[Short problem] Your answer is a single number: how many lines hold the word "screenshot"?

[Data]
——

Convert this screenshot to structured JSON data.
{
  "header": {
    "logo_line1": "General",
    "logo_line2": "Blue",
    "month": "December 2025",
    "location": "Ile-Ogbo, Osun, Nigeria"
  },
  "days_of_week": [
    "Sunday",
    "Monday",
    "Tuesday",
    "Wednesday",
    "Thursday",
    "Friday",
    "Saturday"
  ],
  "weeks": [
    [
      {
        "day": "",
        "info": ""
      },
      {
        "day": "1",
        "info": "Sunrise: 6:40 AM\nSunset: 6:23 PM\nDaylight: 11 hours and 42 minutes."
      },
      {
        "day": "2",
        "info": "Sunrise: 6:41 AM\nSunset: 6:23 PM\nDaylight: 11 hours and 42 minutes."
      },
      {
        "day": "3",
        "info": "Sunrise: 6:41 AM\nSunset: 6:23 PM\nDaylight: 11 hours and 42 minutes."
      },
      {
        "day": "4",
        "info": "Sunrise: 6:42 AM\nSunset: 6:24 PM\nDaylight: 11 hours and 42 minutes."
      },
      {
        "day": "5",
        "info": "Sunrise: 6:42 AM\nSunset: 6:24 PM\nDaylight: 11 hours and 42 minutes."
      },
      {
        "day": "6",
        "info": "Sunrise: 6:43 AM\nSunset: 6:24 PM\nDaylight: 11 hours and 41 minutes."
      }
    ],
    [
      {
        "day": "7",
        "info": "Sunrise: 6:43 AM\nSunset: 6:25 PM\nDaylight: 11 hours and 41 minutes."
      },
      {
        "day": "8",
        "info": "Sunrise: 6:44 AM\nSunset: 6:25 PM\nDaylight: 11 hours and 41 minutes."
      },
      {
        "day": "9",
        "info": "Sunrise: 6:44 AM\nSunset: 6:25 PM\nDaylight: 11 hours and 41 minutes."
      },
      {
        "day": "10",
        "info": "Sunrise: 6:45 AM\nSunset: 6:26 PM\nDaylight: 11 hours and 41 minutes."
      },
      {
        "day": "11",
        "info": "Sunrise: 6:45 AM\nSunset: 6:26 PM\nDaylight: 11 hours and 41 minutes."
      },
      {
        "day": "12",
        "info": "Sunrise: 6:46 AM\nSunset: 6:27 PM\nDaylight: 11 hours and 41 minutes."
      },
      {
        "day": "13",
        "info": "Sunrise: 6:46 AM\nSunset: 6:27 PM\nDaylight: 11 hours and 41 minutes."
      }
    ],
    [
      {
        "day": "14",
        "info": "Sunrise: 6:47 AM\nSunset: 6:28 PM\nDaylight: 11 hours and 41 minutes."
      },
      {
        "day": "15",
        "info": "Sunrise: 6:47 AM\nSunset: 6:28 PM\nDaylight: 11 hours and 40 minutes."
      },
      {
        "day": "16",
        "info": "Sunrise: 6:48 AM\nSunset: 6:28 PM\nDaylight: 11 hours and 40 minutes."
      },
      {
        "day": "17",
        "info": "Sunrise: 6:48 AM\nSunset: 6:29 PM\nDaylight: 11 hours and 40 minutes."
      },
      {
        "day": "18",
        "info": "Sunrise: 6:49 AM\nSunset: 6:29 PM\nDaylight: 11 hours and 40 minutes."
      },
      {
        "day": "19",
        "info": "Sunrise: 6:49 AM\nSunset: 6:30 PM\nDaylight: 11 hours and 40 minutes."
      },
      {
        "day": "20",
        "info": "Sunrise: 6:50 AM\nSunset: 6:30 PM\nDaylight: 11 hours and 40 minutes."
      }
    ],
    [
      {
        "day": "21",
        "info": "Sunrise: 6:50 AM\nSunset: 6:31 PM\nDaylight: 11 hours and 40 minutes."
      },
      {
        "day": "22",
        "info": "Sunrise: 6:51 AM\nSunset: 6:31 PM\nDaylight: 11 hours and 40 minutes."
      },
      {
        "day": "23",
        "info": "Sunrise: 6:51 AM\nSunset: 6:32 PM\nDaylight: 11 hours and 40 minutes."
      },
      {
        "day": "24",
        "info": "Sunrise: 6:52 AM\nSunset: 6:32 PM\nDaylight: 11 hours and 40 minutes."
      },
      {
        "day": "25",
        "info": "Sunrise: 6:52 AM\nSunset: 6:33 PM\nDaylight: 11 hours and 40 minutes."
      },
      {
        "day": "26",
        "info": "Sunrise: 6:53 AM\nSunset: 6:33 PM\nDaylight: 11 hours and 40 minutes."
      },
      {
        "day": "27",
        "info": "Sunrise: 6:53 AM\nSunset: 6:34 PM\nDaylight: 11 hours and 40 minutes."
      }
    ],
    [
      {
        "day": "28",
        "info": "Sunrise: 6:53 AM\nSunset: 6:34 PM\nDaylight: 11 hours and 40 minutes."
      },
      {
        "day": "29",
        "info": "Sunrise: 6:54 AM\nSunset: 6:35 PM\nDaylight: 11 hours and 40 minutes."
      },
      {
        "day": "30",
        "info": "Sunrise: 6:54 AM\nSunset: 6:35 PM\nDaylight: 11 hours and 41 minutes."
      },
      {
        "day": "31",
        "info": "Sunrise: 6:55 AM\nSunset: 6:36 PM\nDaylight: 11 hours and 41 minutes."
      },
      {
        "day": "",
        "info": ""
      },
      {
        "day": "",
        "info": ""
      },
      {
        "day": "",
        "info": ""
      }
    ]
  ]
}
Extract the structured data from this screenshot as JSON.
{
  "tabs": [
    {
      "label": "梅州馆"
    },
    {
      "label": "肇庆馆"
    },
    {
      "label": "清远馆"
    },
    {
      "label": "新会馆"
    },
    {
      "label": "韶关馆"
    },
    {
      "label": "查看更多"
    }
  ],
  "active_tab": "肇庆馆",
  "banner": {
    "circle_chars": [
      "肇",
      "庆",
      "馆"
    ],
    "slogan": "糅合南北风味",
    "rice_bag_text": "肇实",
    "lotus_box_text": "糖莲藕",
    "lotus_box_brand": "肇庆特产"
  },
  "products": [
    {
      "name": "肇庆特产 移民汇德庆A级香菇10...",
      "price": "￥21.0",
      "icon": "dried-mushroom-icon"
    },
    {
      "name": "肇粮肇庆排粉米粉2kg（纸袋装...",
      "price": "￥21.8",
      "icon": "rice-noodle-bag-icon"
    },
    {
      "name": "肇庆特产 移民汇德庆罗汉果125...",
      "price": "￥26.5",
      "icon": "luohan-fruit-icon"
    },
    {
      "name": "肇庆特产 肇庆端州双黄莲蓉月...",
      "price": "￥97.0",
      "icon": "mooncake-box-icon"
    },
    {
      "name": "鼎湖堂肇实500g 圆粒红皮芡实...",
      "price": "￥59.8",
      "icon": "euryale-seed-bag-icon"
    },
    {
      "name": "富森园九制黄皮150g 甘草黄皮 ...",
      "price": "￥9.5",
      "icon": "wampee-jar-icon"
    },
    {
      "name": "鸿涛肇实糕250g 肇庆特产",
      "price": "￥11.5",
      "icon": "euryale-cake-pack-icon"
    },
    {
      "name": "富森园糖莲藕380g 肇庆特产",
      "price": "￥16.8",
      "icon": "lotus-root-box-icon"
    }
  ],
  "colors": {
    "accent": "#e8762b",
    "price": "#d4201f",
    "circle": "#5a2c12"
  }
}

——

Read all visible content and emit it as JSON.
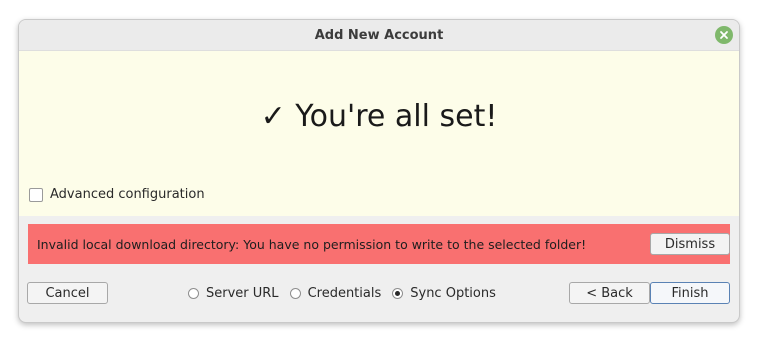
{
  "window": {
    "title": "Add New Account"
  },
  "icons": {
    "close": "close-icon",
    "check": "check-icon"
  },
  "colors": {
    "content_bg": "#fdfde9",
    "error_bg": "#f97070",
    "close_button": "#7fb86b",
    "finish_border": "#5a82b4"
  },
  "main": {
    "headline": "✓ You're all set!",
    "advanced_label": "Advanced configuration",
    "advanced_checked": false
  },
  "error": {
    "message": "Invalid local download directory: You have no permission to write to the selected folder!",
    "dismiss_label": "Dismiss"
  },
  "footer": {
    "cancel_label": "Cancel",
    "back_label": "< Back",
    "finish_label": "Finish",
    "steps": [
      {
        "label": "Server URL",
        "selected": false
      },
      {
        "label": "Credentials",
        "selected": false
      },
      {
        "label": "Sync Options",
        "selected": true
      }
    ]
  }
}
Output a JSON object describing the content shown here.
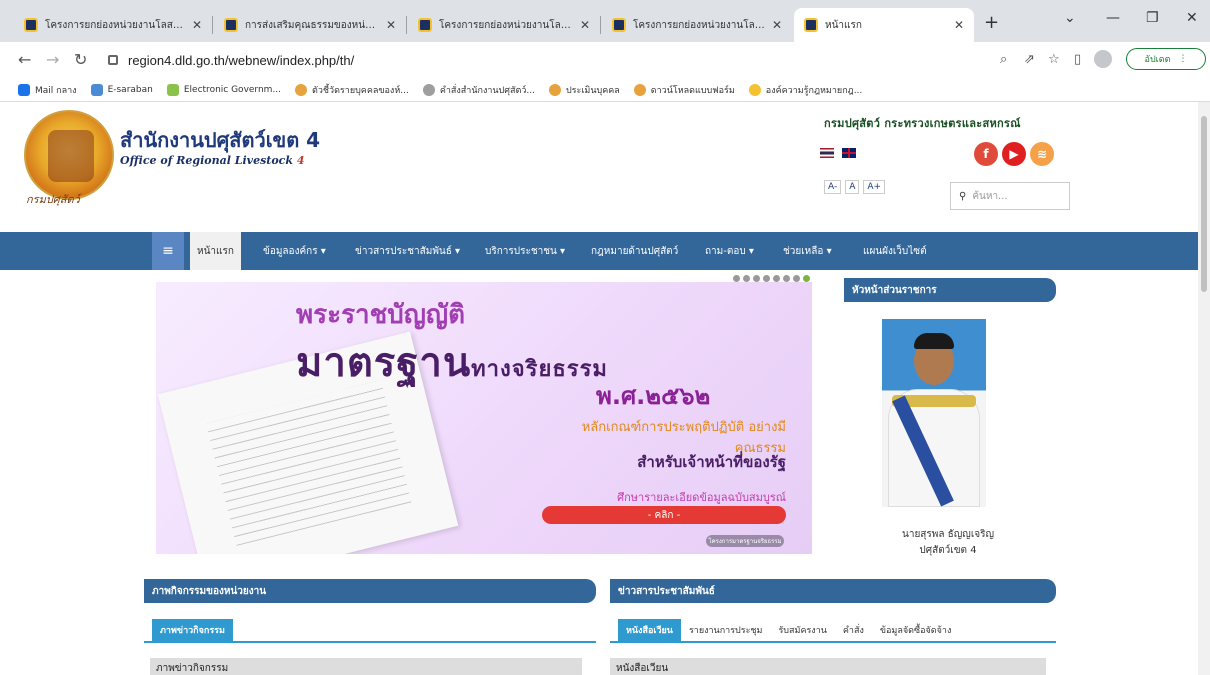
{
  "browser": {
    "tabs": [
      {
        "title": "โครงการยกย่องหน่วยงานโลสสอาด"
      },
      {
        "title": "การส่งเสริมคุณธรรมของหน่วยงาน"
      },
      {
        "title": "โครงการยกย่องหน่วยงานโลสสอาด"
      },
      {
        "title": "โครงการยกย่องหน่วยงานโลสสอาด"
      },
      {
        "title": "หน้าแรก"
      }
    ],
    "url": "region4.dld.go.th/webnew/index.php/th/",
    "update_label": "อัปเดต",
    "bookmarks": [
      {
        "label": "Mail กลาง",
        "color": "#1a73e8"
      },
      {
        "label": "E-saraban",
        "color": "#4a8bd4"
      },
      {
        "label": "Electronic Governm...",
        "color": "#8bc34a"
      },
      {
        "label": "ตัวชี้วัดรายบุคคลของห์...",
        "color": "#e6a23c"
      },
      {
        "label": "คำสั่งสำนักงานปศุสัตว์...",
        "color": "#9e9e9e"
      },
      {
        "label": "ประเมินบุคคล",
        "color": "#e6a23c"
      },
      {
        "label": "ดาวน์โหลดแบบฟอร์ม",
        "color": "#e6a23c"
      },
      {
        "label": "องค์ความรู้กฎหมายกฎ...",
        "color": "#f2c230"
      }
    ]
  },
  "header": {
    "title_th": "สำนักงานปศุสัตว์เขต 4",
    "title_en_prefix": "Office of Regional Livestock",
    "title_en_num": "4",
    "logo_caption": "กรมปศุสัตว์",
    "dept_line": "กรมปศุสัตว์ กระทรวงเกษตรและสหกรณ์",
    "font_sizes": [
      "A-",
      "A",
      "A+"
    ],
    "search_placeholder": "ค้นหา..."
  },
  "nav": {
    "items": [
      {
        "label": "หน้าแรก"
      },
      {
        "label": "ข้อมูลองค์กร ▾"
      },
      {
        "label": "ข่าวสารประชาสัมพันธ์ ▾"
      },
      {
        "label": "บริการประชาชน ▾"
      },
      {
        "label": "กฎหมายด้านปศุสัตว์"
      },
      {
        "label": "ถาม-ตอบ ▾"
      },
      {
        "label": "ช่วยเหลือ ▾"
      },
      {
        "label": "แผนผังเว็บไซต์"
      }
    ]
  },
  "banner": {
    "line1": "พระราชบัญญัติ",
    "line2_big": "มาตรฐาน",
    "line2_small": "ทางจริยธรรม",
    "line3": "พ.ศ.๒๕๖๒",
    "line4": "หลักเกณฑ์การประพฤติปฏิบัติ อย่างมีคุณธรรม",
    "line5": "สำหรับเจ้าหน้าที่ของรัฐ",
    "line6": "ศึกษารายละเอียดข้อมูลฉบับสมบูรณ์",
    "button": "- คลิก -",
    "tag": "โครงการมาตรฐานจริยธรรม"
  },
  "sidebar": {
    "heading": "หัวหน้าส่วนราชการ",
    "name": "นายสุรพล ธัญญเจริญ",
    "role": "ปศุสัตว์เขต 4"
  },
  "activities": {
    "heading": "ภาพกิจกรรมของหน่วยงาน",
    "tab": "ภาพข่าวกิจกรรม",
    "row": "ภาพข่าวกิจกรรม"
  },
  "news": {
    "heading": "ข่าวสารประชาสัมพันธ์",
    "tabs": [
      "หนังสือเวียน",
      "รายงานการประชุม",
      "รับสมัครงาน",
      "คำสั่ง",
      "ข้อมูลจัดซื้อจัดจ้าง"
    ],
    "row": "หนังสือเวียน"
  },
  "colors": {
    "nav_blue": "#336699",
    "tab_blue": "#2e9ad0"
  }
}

——

[Answer to this problem] 2